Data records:
◇ ◇ ◇ ◇ ◇ ◇ ◇
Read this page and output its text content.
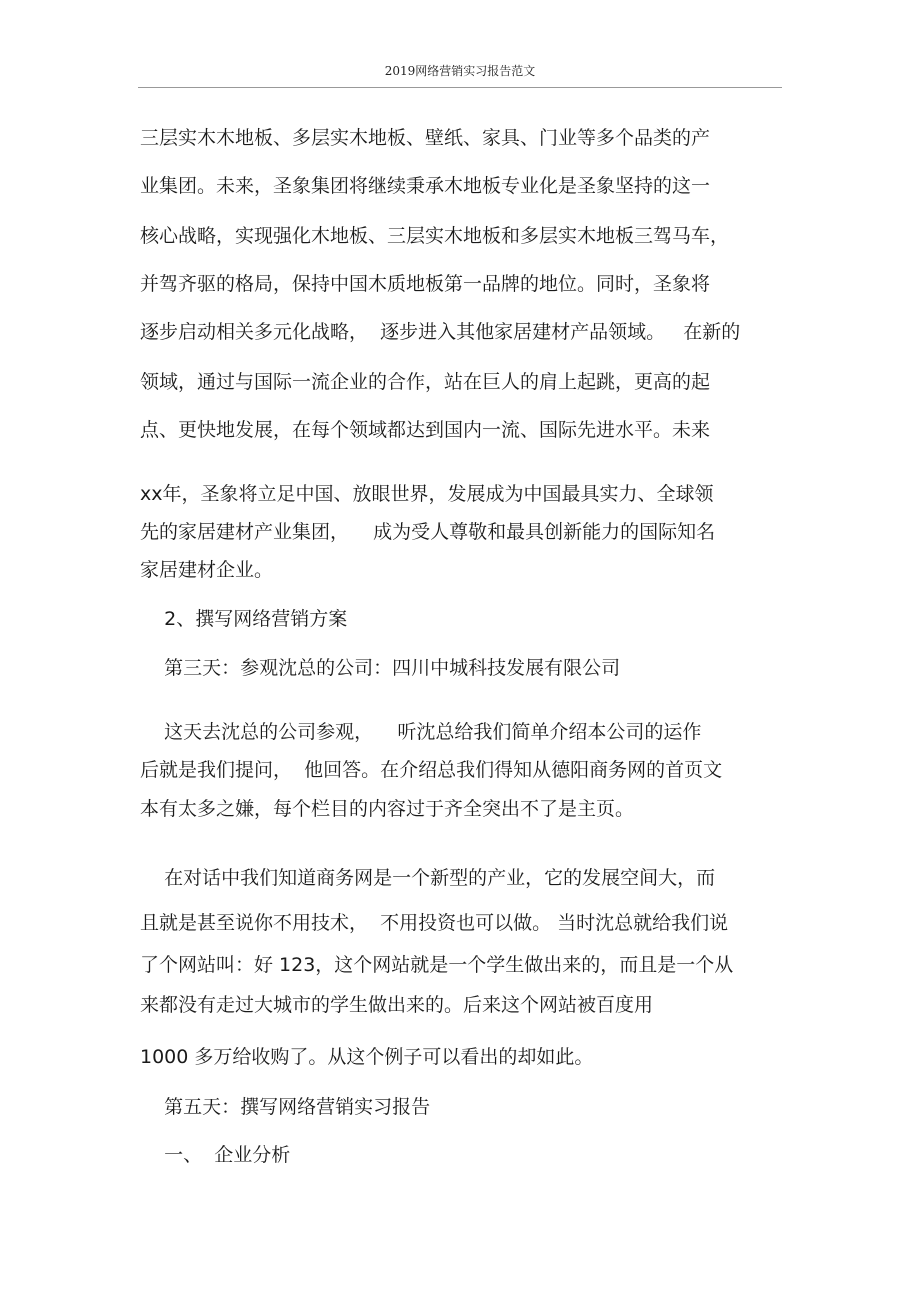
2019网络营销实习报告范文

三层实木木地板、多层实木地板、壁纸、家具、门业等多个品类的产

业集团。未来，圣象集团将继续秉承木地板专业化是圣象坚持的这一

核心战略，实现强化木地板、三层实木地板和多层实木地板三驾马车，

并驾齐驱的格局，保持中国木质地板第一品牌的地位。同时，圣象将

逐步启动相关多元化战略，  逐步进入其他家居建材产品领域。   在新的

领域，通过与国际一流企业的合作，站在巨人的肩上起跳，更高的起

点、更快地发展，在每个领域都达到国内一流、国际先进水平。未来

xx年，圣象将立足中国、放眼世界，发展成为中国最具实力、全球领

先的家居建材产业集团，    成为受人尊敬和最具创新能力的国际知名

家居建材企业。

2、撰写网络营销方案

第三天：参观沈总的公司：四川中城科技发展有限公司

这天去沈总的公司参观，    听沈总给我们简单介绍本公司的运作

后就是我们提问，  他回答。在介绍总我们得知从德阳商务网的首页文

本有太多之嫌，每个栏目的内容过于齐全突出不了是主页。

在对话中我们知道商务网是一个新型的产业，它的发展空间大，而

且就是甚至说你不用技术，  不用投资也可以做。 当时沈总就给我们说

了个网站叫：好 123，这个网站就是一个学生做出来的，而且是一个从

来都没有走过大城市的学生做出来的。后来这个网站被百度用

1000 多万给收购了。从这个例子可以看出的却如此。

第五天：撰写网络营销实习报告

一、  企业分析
◇ ◇ ◇ ◇ ◇ ◇ ◇
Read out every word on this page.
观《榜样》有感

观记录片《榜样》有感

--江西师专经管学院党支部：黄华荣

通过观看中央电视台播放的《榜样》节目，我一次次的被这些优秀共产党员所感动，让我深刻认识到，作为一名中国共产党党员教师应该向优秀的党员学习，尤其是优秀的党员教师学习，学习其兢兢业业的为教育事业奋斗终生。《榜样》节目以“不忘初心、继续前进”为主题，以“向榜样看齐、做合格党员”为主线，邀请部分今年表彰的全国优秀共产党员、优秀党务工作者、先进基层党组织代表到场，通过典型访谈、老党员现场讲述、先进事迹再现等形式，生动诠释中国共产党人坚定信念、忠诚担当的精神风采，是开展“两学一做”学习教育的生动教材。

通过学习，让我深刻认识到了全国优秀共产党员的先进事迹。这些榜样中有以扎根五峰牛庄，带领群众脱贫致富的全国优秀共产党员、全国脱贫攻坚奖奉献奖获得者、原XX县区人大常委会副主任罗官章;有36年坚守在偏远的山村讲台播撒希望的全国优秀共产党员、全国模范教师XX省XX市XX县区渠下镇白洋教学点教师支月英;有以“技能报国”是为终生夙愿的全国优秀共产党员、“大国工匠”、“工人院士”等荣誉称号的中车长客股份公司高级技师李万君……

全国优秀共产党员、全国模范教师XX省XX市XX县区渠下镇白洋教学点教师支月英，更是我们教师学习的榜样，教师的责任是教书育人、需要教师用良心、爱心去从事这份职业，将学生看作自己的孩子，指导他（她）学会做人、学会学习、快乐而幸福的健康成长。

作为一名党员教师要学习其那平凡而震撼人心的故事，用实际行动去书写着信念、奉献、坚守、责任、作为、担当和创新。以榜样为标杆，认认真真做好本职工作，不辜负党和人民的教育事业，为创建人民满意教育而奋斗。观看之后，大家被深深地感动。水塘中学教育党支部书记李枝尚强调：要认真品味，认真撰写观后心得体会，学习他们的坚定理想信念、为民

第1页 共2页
◇ ◇ ◇ ◇ ◇ ◇ ◇
■ Aim of the task
Extract every line that has the string "全国模范教师XX省XX市XX县区渠下镇白洋教学点教师支月英" in it.

■ The response
通过学习，让我深刻认识到了全国优秀共产党员的先进事迹。这些榜样中有以扎根五峰牛庄，带领群众脱贫致富的全国优秀共产党员、全国脱贫攻坚奖奉献奖获得者、原XX县区人大常委会副主任罗官章;有36年坚守在偏远的山村讲台播撒希望的全国优秀共产党员、全国模范教师XX省XX市XX县区渠下镇白洋教学点教师支月英;有以“技能报国”是为终生夙愿的全国优秀共产党员、“大国工匠”、“工人院士”等荣誉称号的中车长客股份公司高级技师李万君……
全国优秀共产党员、全国模范教师XX省XX市XX县区渠下镇白洋教学点教师支月英，更是我们教师学习的榜样，教师的责任是教书育人、需要教师用良心、爱心去从事这份职业，将学生看作自己的孩子，指导他（她）学会做人、学会学习、快乐而幸福的健康成长。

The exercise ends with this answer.